Aim
Go through the listing beneath this task and return every line that carries the string "JSON".
>> Start Records supplied
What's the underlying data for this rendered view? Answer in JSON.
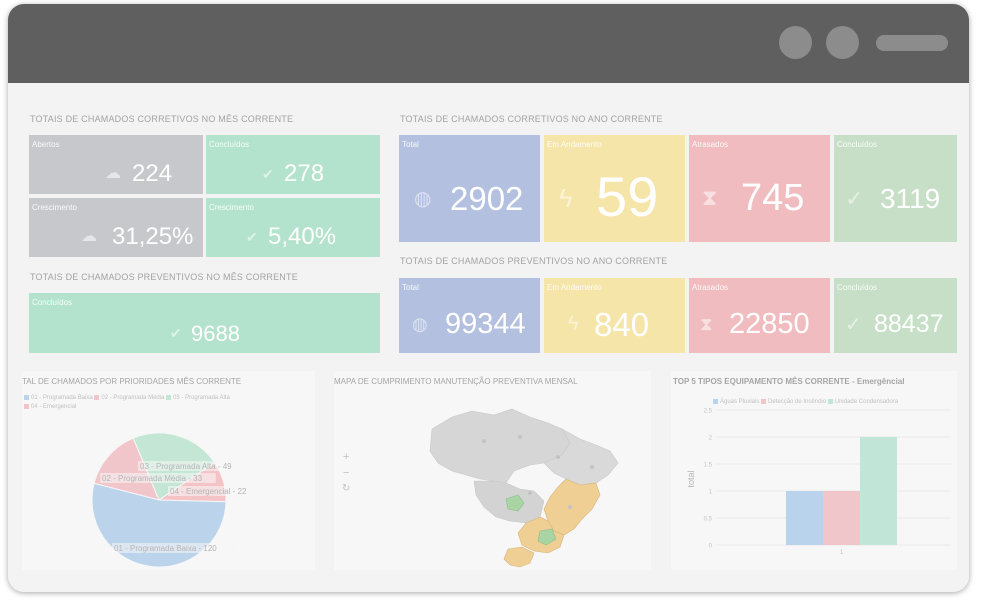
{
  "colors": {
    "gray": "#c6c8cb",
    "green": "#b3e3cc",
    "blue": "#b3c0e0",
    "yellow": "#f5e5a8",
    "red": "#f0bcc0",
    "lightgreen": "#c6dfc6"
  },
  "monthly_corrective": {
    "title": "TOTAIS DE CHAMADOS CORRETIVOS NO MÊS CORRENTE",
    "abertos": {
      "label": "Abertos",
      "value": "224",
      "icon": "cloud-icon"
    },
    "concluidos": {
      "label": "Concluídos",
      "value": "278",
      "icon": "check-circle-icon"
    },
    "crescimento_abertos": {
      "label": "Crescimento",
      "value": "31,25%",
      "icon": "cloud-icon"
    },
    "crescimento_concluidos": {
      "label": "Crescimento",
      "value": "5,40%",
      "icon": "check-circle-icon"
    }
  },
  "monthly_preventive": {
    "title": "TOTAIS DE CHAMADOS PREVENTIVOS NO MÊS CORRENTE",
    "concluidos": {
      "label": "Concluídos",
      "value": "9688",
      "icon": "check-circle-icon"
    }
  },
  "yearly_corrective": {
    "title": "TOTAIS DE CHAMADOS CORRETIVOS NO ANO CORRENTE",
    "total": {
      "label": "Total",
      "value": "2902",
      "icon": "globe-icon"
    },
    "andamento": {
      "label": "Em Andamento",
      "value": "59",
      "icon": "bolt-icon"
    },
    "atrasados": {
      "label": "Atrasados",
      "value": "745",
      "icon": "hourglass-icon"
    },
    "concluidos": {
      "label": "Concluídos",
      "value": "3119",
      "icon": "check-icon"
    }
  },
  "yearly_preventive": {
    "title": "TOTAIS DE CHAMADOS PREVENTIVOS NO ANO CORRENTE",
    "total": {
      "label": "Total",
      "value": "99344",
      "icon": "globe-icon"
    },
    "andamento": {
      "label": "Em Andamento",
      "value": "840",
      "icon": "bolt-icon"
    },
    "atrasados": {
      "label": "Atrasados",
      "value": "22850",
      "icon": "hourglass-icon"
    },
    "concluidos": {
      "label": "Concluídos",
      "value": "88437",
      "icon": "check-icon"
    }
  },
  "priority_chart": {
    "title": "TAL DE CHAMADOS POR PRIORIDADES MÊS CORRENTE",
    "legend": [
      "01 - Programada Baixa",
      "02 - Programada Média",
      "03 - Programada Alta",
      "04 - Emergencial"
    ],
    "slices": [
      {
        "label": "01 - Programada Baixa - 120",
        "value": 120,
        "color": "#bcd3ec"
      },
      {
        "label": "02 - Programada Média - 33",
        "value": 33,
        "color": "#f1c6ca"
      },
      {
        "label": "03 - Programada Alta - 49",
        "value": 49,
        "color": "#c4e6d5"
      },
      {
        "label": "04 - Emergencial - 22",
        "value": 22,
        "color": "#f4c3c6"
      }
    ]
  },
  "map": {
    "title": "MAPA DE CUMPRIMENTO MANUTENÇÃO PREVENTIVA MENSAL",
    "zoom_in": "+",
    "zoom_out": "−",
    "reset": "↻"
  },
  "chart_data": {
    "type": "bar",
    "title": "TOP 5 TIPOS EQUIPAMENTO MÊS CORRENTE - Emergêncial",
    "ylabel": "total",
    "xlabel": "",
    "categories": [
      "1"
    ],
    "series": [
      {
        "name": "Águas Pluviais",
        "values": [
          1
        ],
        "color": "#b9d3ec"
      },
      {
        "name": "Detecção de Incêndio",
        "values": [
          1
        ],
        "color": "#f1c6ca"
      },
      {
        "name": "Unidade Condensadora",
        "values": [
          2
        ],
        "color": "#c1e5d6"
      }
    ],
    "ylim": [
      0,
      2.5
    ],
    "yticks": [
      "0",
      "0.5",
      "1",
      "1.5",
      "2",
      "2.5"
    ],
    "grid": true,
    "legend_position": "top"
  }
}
>> End Records supplied
>> Start Records supplied
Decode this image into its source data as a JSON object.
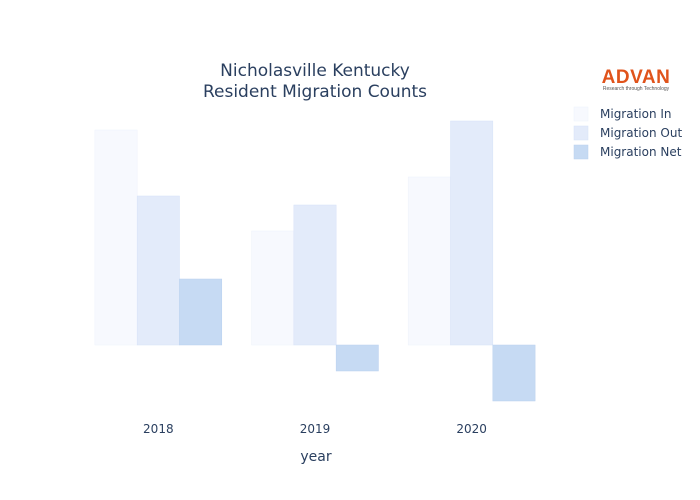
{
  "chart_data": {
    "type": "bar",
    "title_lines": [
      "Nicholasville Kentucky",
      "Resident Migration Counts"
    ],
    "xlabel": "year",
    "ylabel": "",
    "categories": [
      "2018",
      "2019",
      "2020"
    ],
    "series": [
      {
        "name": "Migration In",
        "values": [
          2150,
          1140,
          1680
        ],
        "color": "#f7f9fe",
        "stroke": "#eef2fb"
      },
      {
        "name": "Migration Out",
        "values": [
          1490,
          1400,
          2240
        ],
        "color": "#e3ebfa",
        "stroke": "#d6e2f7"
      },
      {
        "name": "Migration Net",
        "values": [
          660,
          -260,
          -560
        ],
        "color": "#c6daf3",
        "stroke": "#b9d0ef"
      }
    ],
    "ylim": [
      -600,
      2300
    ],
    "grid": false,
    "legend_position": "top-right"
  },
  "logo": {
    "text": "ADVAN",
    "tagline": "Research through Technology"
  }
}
>> End Records supplied
Exercise solution
What's the underlying data for this rendered view? Answer in JSON.
Decode this image into its source data as a JSON object.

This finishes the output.